◆ Required task:
Each record must be reproduced exactly as it is shown.

>> Begin Data for this task

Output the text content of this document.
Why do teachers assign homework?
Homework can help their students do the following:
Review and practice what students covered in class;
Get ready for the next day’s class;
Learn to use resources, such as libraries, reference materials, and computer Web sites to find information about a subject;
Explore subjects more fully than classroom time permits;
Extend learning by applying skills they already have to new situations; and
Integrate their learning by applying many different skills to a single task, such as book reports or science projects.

>> End Data for this task

◆ Response to the exercise:
Output the text content of this document.
Why do teachers assign homework?
Homework can help their students do the following:
Review and practice what students covered in class;
Get ready for the next day’s class;
Learn to use resources, such as libraries, reference materials, and computer Web sites to find information about a subject;
Explore subjects more fully than classroom time permits;
Extend learning by applying skills they already have to new situations; and
Integrate their learning by applying many different skills to a single task, such as book reports or science projects.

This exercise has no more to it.